- Record set
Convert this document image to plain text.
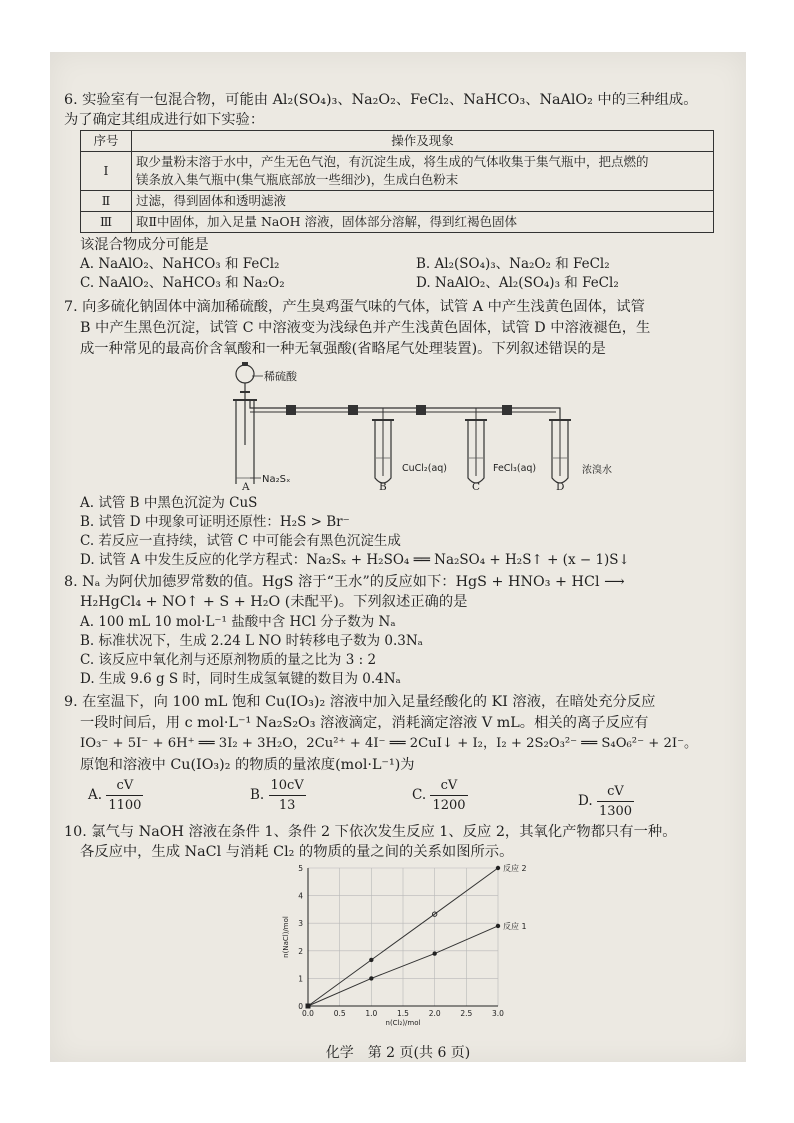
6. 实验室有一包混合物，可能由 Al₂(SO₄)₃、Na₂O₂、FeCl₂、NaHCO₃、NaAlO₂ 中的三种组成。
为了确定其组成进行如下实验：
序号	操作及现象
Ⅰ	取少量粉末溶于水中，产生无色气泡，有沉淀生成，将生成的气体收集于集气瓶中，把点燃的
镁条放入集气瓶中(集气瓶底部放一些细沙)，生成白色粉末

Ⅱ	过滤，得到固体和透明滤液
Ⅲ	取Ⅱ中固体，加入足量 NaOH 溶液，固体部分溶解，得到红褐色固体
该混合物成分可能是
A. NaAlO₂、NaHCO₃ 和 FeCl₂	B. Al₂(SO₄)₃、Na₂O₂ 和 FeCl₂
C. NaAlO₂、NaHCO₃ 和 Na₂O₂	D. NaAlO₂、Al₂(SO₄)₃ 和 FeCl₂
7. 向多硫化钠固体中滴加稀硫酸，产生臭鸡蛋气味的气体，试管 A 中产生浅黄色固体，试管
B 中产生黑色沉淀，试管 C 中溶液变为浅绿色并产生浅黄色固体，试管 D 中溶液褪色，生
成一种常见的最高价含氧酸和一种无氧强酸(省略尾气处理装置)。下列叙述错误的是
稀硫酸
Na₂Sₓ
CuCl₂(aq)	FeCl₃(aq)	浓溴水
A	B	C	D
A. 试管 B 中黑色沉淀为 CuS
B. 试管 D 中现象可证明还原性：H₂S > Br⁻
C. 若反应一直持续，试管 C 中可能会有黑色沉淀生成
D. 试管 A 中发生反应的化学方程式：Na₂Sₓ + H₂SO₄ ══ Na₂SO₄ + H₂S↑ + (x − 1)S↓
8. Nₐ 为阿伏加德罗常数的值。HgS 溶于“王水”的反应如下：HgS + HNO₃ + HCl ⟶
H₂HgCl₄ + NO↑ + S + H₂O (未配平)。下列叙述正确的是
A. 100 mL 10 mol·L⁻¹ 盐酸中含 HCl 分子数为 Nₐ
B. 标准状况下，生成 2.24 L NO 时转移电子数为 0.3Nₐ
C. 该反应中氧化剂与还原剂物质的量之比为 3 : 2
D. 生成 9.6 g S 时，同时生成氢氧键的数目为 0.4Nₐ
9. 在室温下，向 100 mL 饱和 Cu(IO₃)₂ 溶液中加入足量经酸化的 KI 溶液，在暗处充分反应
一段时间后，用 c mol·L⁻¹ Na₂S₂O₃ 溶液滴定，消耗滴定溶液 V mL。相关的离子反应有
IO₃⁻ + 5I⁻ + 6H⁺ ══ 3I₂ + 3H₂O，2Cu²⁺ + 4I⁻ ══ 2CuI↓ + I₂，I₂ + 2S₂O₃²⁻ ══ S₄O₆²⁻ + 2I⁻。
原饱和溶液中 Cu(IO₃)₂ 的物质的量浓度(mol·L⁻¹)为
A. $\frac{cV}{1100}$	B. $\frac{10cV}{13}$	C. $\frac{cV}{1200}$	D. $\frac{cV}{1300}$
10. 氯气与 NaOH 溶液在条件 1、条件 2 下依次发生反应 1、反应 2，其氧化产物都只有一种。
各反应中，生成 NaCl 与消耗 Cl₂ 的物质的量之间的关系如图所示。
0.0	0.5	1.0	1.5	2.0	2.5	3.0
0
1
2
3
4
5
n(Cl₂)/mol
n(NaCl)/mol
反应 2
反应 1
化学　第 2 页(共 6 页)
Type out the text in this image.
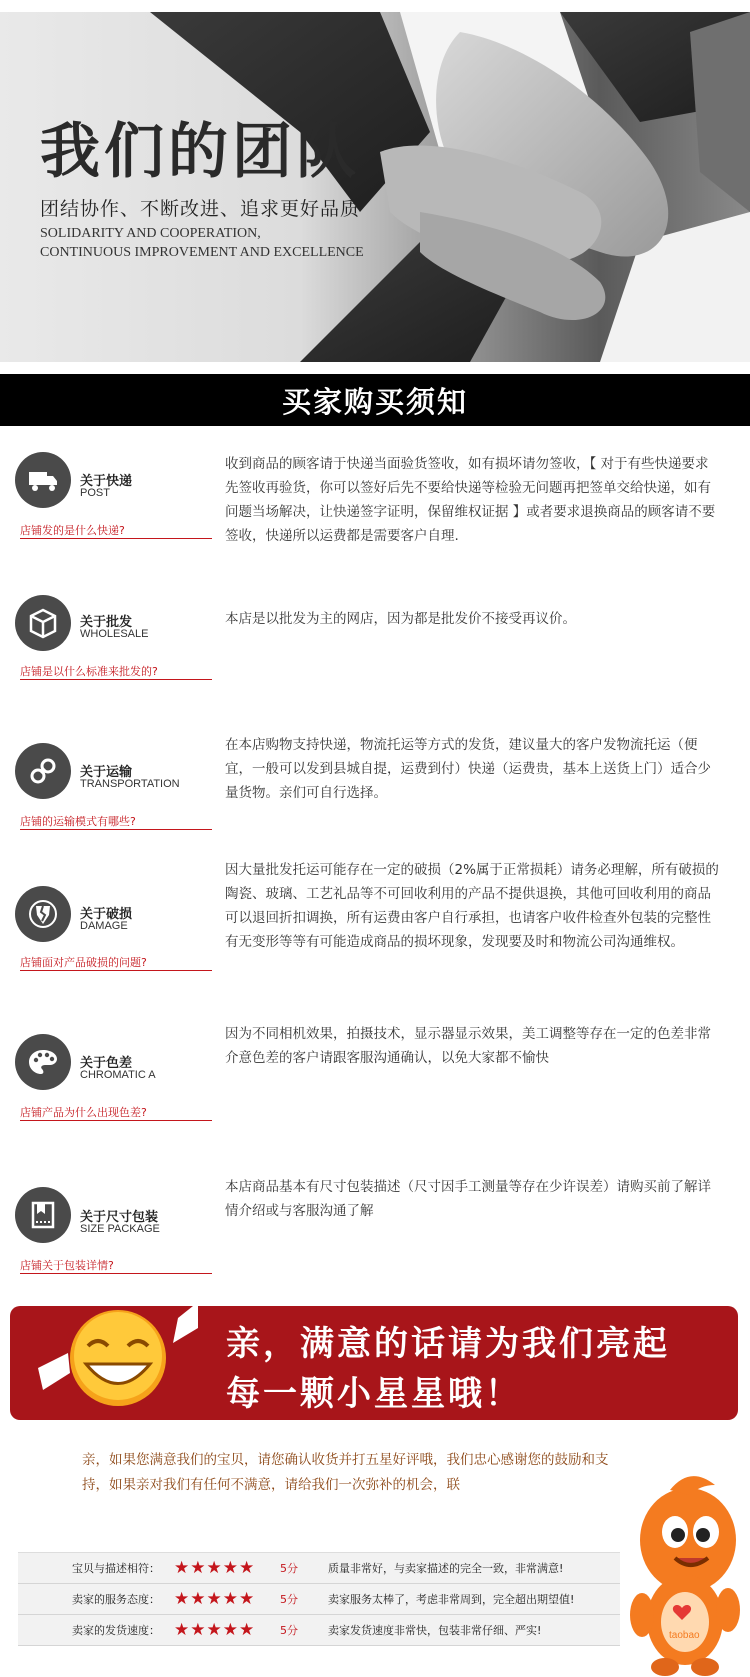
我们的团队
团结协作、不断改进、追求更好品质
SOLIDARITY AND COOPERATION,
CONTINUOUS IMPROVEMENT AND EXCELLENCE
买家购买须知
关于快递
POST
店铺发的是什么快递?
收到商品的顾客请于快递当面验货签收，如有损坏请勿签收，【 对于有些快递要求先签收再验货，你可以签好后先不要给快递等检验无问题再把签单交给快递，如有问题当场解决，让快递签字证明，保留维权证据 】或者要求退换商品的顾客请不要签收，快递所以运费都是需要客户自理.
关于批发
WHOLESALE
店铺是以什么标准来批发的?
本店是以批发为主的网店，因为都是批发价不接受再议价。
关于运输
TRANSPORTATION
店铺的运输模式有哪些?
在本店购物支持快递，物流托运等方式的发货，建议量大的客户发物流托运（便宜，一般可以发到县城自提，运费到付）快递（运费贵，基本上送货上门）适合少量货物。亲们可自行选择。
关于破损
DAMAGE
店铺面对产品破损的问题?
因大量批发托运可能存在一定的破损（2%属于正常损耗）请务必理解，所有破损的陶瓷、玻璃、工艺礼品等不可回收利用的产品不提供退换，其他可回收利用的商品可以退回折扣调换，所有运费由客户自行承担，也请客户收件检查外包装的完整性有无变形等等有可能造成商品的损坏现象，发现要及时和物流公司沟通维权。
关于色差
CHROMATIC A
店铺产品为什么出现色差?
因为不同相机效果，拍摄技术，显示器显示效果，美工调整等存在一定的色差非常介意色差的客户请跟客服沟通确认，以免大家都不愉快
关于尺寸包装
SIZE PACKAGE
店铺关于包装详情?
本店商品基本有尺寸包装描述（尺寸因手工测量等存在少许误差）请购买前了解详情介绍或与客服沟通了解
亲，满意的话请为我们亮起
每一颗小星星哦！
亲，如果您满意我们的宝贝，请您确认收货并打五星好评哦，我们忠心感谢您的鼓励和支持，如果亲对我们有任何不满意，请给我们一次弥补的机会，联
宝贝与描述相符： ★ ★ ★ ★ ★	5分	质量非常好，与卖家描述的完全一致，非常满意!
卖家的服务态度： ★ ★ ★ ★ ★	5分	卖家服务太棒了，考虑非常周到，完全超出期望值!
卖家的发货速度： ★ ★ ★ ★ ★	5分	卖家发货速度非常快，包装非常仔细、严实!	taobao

- Task
Make an exact reproduction of the listing above, without any pictures.

- Written reply
Convert this document image to plain text.
6. 实验室有一包混合物，可能由 Al₂(SO₄)₃、Na₂O₂、FeCl₂、NaHCO₃、NaAlO₂ 中的三种组成。
为了确定其组成进行如下实验：
序号	操作及现象
Ⅰ	取少量粉末溶于水中，产生无色气泡，有沉淀生成，将生成的气体收集于集气瓶中，把点燃的
镁条放入集气瓶中(集气瓶底部放一些细沙)，生成白色粉末

Ⅱ	过滤，得到固体和透明滤液
Ⅲ	取Ⅱ中固体，加入足量 NaOH 溶液，固体部分溶解，得到红褐色固体
该混合物成分可能是
A. NaAlO₂、NaHCO₃ 和 FeCl₂	B. Al₂(SO₄)₃、Na₂O₂ 和 FeCl₂
C. NaAlO₂、NaHCO₃ 和 Na₂O₂	D. NaAlO₂、Al₂(SO₄)₃ 和 FeCl₂
7. 向多硫化钠固体中滴加稀硫酸，产生臭鸡蛋气味的气体，试管 A 中产生浅黄色固体，试管
B 中产生黑色沉淀，试管 C 中溶液变为浅绿色并产生浅黄色固体，试管 D 中溶液褪色，生
成一种常见的最高价含氧酸和一种无氧强酸(省略尾气处理装置)。下列叙述错误的是
稀硫酸
Na₂Sₓ
CuCl₂(aq)	FeCl₃(aq)	浓溴水
A	B	C	D
A. 试管 B 中黑色沉淀为 CuS
B. 试管 D 中现象可证明还原性：H₂S > Br⁻
C. 若反应一直持续，试管 C 中可能会有黑色沉淀生成
D. 试管 A 中发生反应的化学方程式：Na₂Sₓ + H₂SO₄ ══ Na₂SO₄ + H₂S↑ + (x − 1)S↓
8. Nₐ 为阿伏加德罗常数的值。HgS 溶于“王水”的反应如下：HgS + HNO₃ + HCl ⟶
H₂HgCl₄ + NO↑ + S + H₂O (未配平)。下列叙述正确的是
A. 100 mL 10 mol·L⁻¹ 盐酸中含 HCl 分子数为 Nₐ
B. 标准状况下，生成 2.24 L NO 时转移电子数为 0.3Nₐ
C. 该反应中氧化剂与还原剂物质的量之比为 3 : 2
D. 生成 9.6 g S 时，同时生成氢氧键的数目为 0.4Nₐ
9. 在室温下，向 100 mL 饱和 Cu(IO₃)₂ 溶液中加入足量经酸化的 KI 溶液，在暗处充分反应
一段时间后，用 c mol·L⁻¹ Na₂S₂O₃ 溶液滴定，消耗滴定溶液 V mL。相关的离子反应有
IO₃⁻ + 5I⁻ + 6H⁺ ══ 3I₂ + 3H₂O，2Cu²⁺ + 4I⁻ ══ 2CuI↓ + I₂，I₂ + 2S₂O₃²⁻ ══ S₄O₆²⁻ + 2I⁻。
原饱和溶液中 Cu(IO₃)₂ 的物质的量浓度(mol·L⁻¹)为
A. $\frac{cV}{1100}$	B. $\frac{10cV}{13}$	C. $\frac{cV}{1200}$	D. $\frac{cV}{1300}$
10. 氯气与 NaOH 溶液在条件 1、条件 2 下依次发生反应 1、反应 2，其氧化产物都只有一种。
各反应中，生成 NaCl 与消耗 Cl₂ 的物质的量之间的关系如图所示。
0.0	0.5	1.0	1.5	2.0	2.5	3.0
0
1
2
3
4
5
n(Cl₂)/mol
n(NaCl)/mol
反应 2
反应 1
化学　第 2 页(共 6 页)
Type out the text in this image.
我们的团队
团结协作、不断改进、追求更好品质
SOLIDARITY AND COOPERATION,
CONTINUOUS IMPROVEMENT AND EXCELLENCE
买家购买须知
关于快递
POST
店铺发的是什么快递?
收到商品的顾客请于快递当面验货签收，如有损坏请勿签收，【 对于有些快递要求先签收再验货，你可以签好后先不要给快递等检验无问题再把签单交给快递，如有问题当场解决，让快递签字证明，保留维权证据 】或者要求退换商品的顾客请不要签收，快递所以运费都是需要客户自理.
关于批发
WHOLESALE
店铺是以什么标准来批发的?
本店是以批发为主的网店，因为都是批发价不接受再议价。
关于运输
TRANSPORTATION
店铺的运输模式有哪些?
在本店购物支持快递，物流托运等方式的发货，建议量大的客户发物流托运（便宜，一般可以发到县城自提，运费到付）快递（运费贵，基本上送货上门）适合少量货物。亲们可自行选择。
关于破损
DAMAGE
店铺面对产品破损的问题?
因大量批发托运可能存在一定的破损（2%属于正常损耗）请务必理解，所有破损的陶瓷、玻璃、工艺礼品等不可回收利用的产品不提供退换，其他可回收利用的商品可以退回折扣调换，所有运费由客户自行承担，也请客户收件检查外包装的完整性有无变形等等有可能造成商品的损坏现象，发现要及时和物流公司沟通维权。
关于色差
CHROMATIC A
店铺产品为什么出现色差?
因为不同相机效果，拍摄技术，显示器显示效果，美工调整等存在一定的色差非常介意色差的客户请跟客服沟通确认，以免大家都不愉快
关于尺寸包装
SIZE PACKAGE
店铺关于包装详情?
本店商品基本有尺寸包装描述（尺寸因手工测量等存在少许误差）请购买前了解详情介绍或与客服沟通了解
亲，满意的话请为我们亮起
每一颗小星星哦！
亲，如果您满意我们的宝贝，请您确认收货并打五星好评哦，我们忠心感谢您的鼓励和支持，如果亲对我们有任何不满意，请给我们一次弥补的机会，联
宝贝与描述相符： ★ ★ ★ ★ ★	5分	质量非常好，与卖家描述的完全一致，非常满意!
卖家的服务态度： ★ ★ ★ ★ ★	5分	卖家服务太棒了，考虑非常周到，完全超出期望值!
卖家的发货速度： ★ ★ ★ ★ ★	5分	卖家发货速度非常快，包装非常仔细、严实!	taobao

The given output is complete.